→ **What to produce**
Count the lines below that contain the word "iconType" and give only that number.

(Extracted records)
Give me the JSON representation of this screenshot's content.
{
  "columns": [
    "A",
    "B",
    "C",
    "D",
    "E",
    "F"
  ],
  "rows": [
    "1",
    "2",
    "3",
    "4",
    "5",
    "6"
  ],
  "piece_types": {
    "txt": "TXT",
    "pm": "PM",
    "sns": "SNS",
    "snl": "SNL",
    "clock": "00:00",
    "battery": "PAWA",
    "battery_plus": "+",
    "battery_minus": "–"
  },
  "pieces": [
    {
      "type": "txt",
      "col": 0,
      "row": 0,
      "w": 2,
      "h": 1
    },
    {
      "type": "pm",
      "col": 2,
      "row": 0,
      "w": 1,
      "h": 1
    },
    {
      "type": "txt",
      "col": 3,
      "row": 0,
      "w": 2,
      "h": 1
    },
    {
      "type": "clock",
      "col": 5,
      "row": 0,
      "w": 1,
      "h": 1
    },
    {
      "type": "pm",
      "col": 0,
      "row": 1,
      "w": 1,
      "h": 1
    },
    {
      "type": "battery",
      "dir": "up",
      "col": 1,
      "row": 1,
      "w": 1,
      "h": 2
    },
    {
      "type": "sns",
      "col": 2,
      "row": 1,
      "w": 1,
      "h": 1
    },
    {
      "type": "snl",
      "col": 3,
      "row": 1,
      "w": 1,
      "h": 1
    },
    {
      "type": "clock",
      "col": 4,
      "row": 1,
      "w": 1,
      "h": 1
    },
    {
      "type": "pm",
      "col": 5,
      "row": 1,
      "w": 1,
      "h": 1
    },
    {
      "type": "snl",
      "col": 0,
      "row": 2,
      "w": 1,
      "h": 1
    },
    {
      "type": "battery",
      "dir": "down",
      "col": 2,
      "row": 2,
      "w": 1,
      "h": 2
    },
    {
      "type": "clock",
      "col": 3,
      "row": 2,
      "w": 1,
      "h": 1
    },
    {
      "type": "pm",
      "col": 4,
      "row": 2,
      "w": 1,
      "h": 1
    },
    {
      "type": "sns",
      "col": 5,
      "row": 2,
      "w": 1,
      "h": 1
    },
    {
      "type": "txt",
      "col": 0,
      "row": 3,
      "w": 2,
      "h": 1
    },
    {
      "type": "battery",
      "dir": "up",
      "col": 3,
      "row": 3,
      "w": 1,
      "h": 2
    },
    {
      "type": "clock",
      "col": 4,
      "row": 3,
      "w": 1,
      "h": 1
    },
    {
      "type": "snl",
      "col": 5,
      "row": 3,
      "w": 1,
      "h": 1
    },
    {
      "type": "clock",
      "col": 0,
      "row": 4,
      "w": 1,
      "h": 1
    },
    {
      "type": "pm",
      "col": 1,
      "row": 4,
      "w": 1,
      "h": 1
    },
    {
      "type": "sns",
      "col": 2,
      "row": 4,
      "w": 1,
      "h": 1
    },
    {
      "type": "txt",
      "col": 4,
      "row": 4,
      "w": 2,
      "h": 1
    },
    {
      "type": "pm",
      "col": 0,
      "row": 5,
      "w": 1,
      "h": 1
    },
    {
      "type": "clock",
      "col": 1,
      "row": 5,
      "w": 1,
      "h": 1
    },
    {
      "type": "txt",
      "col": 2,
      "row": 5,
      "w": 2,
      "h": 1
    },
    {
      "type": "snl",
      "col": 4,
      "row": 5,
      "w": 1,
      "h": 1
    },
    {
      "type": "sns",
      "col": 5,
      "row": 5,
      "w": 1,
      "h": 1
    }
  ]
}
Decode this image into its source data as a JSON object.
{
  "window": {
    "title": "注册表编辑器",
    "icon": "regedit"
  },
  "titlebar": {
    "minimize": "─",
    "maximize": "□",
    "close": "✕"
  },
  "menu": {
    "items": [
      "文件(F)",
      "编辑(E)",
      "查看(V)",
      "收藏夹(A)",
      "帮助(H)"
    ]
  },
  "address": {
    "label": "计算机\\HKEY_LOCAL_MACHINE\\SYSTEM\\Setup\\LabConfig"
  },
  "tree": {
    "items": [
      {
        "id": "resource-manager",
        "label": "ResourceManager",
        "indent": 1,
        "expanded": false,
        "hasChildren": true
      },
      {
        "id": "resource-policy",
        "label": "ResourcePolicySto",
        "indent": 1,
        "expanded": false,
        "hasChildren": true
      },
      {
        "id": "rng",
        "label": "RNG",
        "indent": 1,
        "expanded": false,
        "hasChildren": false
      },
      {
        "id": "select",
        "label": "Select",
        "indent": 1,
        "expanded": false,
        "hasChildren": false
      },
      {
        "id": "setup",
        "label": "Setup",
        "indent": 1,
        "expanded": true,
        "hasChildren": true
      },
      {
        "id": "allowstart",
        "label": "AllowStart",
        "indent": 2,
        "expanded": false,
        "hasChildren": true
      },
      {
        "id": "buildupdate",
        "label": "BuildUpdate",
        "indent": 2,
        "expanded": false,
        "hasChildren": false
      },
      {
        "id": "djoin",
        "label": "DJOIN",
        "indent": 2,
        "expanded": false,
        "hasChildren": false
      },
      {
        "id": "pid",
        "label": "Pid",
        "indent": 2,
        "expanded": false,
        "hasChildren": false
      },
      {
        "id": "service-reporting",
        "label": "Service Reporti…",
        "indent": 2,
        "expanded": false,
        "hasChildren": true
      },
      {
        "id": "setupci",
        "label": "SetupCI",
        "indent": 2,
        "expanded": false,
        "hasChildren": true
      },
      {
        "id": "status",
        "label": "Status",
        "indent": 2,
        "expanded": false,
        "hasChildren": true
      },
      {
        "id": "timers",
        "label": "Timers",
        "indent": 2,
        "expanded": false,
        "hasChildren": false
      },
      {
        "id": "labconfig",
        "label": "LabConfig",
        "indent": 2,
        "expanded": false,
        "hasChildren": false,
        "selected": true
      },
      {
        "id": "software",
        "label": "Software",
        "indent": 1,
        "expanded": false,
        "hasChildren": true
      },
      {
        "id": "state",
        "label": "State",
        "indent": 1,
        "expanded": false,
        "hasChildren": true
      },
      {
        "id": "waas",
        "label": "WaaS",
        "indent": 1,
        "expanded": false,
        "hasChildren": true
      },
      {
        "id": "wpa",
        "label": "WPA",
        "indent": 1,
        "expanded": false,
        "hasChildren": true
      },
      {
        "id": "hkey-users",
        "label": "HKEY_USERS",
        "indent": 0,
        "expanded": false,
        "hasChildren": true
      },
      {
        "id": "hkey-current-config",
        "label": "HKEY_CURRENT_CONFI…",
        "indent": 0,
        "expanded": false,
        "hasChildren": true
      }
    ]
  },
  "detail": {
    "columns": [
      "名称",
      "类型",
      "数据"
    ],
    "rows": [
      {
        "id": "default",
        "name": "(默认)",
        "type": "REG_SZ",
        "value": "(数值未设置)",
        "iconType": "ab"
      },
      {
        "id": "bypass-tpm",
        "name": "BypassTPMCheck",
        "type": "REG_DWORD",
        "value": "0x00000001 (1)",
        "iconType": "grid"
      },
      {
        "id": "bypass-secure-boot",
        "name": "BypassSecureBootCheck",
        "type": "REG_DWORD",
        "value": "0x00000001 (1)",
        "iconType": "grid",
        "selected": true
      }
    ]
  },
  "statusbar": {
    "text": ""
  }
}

→ **Solved problem**
3